• [Aim]: Every entry below must appear again, exactly as written.
[Begin]
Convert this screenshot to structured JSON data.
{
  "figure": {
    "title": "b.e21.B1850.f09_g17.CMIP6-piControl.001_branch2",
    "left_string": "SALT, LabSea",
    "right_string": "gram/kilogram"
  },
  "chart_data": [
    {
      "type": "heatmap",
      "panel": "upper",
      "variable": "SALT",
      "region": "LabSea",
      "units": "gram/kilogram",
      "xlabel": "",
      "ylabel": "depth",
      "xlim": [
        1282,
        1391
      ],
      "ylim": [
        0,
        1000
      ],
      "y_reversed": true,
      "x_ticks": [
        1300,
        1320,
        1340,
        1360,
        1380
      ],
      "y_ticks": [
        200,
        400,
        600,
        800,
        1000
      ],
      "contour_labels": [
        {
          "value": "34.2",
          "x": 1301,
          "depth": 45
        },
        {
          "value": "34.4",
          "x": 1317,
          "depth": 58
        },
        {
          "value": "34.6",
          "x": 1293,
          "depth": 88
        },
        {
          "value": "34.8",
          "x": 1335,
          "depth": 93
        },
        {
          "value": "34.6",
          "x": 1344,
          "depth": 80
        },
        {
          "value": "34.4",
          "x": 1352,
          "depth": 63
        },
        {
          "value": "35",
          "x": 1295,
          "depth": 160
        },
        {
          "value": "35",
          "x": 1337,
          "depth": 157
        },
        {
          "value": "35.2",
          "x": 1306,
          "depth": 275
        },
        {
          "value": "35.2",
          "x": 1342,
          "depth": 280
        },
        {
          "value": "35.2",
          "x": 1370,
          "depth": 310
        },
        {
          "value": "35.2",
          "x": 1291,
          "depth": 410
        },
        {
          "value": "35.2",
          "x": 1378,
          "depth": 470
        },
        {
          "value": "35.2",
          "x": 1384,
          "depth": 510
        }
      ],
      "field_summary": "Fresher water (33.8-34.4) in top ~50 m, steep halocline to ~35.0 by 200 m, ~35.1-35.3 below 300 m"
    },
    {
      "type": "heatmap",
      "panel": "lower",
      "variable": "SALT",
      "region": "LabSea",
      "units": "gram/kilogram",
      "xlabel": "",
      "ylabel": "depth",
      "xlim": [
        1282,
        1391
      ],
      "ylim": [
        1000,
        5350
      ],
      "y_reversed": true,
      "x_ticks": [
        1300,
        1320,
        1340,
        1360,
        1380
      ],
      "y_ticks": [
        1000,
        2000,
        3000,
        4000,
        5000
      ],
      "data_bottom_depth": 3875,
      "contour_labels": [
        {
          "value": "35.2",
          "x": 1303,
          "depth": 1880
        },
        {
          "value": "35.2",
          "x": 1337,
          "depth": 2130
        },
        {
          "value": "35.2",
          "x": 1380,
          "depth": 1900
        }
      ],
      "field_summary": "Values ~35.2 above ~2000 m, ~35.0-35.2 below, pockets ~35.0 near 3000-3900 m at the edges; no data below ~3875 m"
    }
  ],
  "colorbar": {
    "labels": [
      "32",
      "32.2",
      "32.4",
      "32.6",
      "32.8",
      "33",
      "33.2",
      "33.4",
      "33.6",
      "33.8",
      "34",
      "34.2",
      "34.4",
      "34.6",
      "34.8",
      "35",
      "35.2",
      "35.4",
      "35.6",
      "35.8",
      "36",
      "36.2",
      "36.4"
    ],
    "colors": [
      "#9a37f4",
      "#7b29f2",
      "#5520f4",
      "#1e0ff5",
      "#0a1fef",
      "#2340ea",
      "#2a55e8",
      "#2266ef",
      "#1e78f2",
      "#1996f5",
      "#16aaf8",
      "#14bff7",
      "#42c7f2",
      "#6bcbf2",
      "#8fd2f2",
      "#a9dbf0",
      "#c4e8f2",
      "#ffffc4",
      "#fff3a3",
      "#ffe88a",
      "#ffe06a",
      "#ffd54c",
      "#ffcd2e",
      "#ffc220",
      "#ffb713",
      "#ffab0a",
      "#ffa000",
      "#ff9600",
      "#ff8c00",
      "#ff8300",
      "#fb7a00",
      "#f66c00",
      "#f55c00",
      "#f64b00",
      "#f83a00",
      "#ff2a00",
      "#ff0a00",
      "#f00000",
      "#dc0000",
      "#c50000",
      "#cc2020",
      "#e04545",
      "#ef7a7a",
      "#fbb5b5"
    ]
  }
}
[End]
• [Solved exercise]:
Convert this screenshot to structured JSON data.
{
  "figure": {
    "title": "b.e21.B1850.f09_g17.CMIP6-piControl.001_branch2",
    "left_string": "SALT, LabSea",
    "right_string": "gram/kilogram"
  },
  "chart_data": [
    {
      "type": "heatmap",
      "panel": "upper",
      "variable": "SALT",
      "region": "LabSea",
      "units": "gram/kilogram",
      "xlabel": "",
      "ylabel": "depth",
      "xlim": [
        1282,
        1391
      ],
      "ylim": [
        0,
        1000
      ],
      "y_reversed": true,
      "x_ticks": [
        1300,
        1320,
        1340,
        1360,
        1380
      ],
      "y_ticks": [
        200,
        400,
        600,
        800,
        1000
      ],
      "contour_labels": [
        {
          "value": "34.2",
          "x": 1301,
          "depth": 45
        },
        {
          "value": "34.4",
          "x": 1317,
          "depth": 58
        },
        {
          "value": "34.6",
          "x": 1293,
          "depth": 88
        },
        {
          "value": "34.8",
          "x": 1335,
          "depth": 93
        },
        {
          "value": "34.6",
          "x": 1344,
          "depth": 80
        },
        {
          "value": "34.4",
          "x": 1352,
          "depth": 63
        },
        {
          "value": "35",
          "x": 1295,
          "depth": 160
        },
        {
          "value": "35",
          "x": 1337,
          "depth": 157
        },
        {
          "value": "35.2",
          "x": 1306,
          "depth": 275
        },
        {
          "value": "35.2",
          "x": 1342,
          "depth": 280
        },
        {
          "value": "35.2",
          "x": 1370,
          "depth": 310
        },
        {
          "value": "35.2",
          "x": 1291,
          "depth": 410
        },
        {
          "value": "35.2",
          "x": 1378,
          "depth": 470
        },
        {
          "value": "35.2",
          "x": 1384,
          "depth": 510
        }
      ],
      "field_summary": "Fresher water (33.8-34.4) in top ~50 m, steep halocline to ~35.0 by 200 m, ~35.1-35.3 below 300 m"
    },
    {
      "type": "heatmap",
      "panel": "lower",
      "variable": "SALT",
      "region": "LabSea",
      "units": "gram/kilogram",
      "xlabel": "",
      "ylabel": "depth",
      "xlim": [
        1282,
        1391
      ],
      "ylim": [
        1000,
        5350
      ],
      "y_reversed": true,
      "x_ticks": [
        1300,
        1320,
        1340,
        1360,
        1380
      ],
      "y_ticks": [
        1000,
        2000,
        3000,
        4000,
        5000
      ],
      "data_bottom_depth": 3875,
      "contour_labels": [
        {
          "value": "35.2",
          "x": 1303,
          "depth": 1880
        },
        {
          "value": "35.2",
          "x": 1337,
          "depth": 2130
        },
        {
          "value": "35.2",
          "x": 1380,
          "depth": 1900
        }
      ],
      "field_summary": "Values ~35.2 above ~2000 m, ~35.0-35.2 below, pockets ~35.0 near 3000-3900 m at the edges; no data below ~3875 m"
    }
  ],
  "colorbar": {
    "labels": [
      "32",
      "32.2",
      "32.4",
      "32.6",
      "32.8",
      "33",
      "33.2",
      "33.4",
      "33.6",
      "33.8",
      "34",
      "34.2",
      "34.4",
      "34.6",
      "34.8",
      "35",
      "35.2",
      "35.4",
      "35.6",
      "35.8",
      "36",
      "36.2",
      "36.4"
    ],
    "colors": [
      "#9a37f4",
      "#7b29f2",
      "#5520f4",
      "#1e0ff5",
      "#0a1fef",
      "#2340ea",
      "#2a55e8",
      "#2266ef",
      "#1e78f2",
      "#1996f5",
      "#16aaf8",
      "#14bff7",
      "#42c7f2",
      "#6bcbf2",
      "#8fd2f2",
      "#a9dbf0",
      "#c4e8f2",
      "#ffffc4",
      "#fff3a3",
      "#ffe88a",
      "#ffe06a",
      "#ffd54c",
      "#ffcd2e",
      "#ffc220",
      "#ffb713",
      "#ffab0a",
      "#ffa000",
      "#ff9600",
      "#ff8c00",
      "#ff8300",
      "#fb7a00",
      "#f66c00",
      "#f55c00",
      "#f64b00",
      "#f83a00",
      "#ff2a00",
      "#ff0a00",
      "#f00000",
      "#dc0000",
      "#c50000",
      "#cc2020",
      "#e04545",
      "#ef7a7a",
      "#fbb5b5"
    ]
  }
}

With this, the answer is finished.